*** Stored records ***
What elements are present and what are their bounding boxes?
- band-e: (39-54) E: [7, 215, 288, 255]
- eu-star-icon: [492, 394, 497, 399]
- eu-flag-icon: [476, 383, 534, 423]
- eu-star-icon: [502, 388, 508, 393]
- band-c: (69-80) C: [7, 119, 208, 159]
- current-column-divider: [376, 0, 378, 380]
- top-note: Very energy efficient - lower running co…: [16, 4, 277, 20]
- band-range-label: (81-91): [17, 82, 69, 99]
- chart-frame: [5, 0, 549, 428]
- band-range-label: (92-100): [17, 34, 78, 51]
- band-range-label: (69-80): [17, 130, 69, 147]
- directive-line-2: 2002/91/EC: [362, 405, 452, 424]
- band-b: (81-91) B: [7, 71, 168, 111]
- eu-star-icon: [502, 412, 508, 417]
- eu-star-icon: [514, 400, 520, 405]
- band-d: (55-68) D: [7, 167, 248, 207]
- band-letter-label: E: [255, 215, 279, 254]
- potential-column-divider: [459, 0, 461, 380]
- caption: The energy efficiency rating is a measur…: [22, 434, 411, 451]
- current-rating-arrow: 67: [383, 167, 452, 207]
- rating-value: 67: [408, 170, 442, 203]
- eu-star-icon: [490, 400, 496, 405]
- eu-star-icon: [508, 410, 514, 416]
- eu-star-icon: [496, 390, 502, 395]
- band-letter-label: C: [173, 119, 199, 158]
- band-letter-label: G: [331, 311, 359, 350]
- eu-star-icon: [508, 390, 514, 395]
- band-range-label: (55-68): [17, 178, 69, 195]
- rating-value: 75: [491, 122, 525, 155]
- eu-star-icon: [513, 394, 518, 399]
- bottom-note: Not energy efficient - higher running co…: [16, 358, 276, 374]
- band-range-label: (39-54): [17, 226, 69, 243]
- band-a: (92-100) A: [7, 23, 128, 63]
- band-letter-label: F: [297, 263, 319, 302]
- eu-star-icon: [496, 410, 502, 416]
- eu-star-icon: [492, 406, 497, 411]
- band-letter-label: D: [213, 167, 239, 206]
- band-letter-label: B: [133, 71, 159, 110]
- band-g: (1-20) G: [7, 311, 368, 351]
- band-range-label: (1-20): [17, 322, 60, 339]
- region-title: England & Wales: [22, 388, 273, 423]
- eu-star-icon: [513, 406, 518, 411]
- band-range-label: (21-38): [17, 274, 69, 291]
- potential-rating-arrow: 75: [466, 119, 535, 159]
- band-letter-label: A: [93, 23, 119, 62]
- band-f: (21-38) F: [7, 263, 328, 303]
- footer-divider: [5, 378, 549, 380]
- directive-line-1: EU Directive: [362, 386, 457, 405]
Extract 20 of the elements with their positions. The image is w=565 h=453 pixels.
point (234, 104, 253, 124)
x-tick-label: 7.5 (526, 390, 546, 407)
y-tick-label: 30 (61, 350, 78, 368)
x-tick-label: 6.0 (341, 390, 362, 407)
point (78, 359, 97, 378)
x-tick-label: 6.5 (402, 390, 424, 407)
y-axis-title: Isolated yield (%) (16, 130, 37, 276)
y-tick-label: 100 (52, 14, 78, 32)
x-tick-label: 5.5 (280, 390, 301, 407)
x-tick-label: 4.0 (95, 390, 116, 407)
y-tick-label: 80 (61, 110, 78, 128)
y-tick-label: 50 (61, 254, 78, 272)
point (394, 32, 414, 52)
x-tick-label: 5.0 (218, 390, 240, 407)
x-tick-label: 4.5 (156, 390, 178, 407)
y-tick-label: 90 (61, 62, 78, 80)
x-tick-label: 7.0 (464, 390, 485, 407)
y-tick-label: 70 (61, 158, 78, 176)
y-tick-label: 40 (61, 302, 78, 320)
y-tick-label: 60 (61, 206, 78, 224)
***
→ To do
Convert the collected data above into a Markdown table with the columns "Row" and "Line", numbering each line in order and leaving out any blank lines.

→ Solution to this task
| Row | Line |
|---|---|
| 1 | What elements are present and what are their bounding boxes? |
| 2 | - band-e: (39-54) E: [7, 215, 288, 255] |
| 3 | - eu-star-icon: [492, 394, 497, 399] |
| 4 | - eu-flag-icon: [476, 383, 534, 423] |
| 5 | - eu-star-icon: [502, 388, 508, 393] |
| 6 | - band-c: (69-80) C: [7, 119, 208, 159] |
| 7 | - current-column-divider: [376, 0, 378, 380] |
| 8 | - top-note: Very energy efficient - lower running co…: [16, 4, 277, 20] |
| 9 | - band-range-label: (81-91): [17, 82, 69, 99] |
| 10 | - chart-frame: [5, 0, 549, 428] |
| 11 | - band-range-label: (92-100): [17, 34, 78, 51] |
| 12 | - band-range-label: (69-80): [17, 130, 69, 147] |
| 13 | - directive-line-2: 2002/91/EC: [362, 405, 452, 424] |
| 14 | - band-b: (81-91) B: [7, 71, 168, 111] |
| 15 | - eu-star-icon: [502, 412, 508, 417] |
| 16 | - eu-star-icon: [514, 400, 520, 405] |
| 17 | - band-d: (55-68) D: [7, 167, 248, 207] |
| 18 | - band-letter-label: E: [255, 215, 279, 254] |
| 19 | - potential-column-divider: [459, 0, 461, 380] |
| 20 | - caption: The energy efficiency rating is a measur…: [22, 434, 411, 451] |
| 21 | - current-rating-arrow: 67: [383, 167, 452, 207] |
| 22 | - rating-value: 67: [408, 170, 442, 203] |
| 23 | - eu-star-icon: [490, 400, 496, 405] |
| 24 | - eu-star-icon: [508, 410, 514, 416] |
| 25 | - eu-star-icon: [496, 390, 502, 395] |
| 26 | - band-letter-label: C: [173, 119, 199, 158] |
| 27 | - band-letter-label: G: [331, 311, 359, 350] |
| 28 | - eu-star-icon: [508, 390, 514, 395] |
| 29 | - band-range-label: (55-68): [17, 178, 69, 195] |
| 30 | - rating-value: 75: [491, 122, 525, 155] |
| 31 | - eu-star-icon: [513, 394, 518, 399] |
| 32 | - bottom-note: Not energy efficient - higher running co…: [16, 358, 276, 374] |
| 33 | - band-range-label: (39-54): [17, 226, 69, 243] |
| 34 | - band-a: (92-100) A: [7, 23, 128, 63] |
| 35 | - band-letter-label: F: [297, 263, 319, 302] |
| 36 | - eu-star-icon: [496, 410, 502, 416] |
| 37 | - eu-star-icon: [492, 406, 497, 411] |
| 38 | - band-letter-label: D: [213, 167, 239, 206] |
| 39 | - band-letter-label: B: [133, 71, 159, 110] |
| 40 | - band-g: (1-20) G: [7, 311, 368, 351] |
| 41 | - band-range-label: (1-20): [17, 322, 60, 339] |
| 42 | - region-title: England & Wales: [22, 388, 273, 423] |
| 43 | - eu-star-icon: [513, 406, 518, 411] |
| 44 | - band-range-label: (21-38): [17, 274, 69, 291] |
| 45 | - potential-rating-arrow: 75: [466, 119, 535, 159] |
| 46 | - band-letter-label: A: [93, 23, 119, 62] |
| 47 | - band-f: (21-38) F: [7, 263, 328, 303] |
| 48 | - footer-divider: [5, 378, 549, 380] |
| 49 | - directive-line-1: EU Directive: [362, 386, 457, 405] |
| 50 | Extract 20 of the elements with their positions. The image is w=565 h=453 pixels. |
| 51 | point (234, 104, 253, 124) |
| 52 | x-tick-label: 7.5 (526, 390, 546, 407) |
| 53 | y-tick-label: 30 (61, 350, 78, 368) |
| 54 | x-tick-label: 6.0 (341, 390, 362, 407) |
| 55 | point (78, 359, 97, 378) |
| 56 | x-tick-label: 6.5 (402, 390, 424, 407) |
| 57 | y-axis-title: Isolated yield (%) (16, 130, 37, 276) |
| 58 | y-tick-label: 100 (52, 14, 78, 32) |
| 59 | x-tick-label: 5.5 (280, 390, 301, 407) |
| 60 | x-tick-label: 4.0 (95, 390, 116, 407) |
| 61 | y-tick-label: 80 (61, 110, 78, 128) |
| 62 | y-tick-label: 50 (61, 254, 78, 272) |
| 63 | point (394, 32, 414, 52) |
| 64 | x-tick-label: 5.0 (218, 390, 240, 407) |
| 65 | x-tick-label: 4.5 (156, 390, 178, 407) |
| 66 | y-tick-label: 90 (61, 62, 78, 80) |
| 67 | x-tick-label: 7.0 (464, 390, 485, 407) |
| 68 | y-tick-label: 70 (61, 158, 78, 176) |
| 69 | y-tick-label: 40 (61, 302, 78, 320) |
| 70 | y-tick-label: 60 (61, 206, 78, 224) |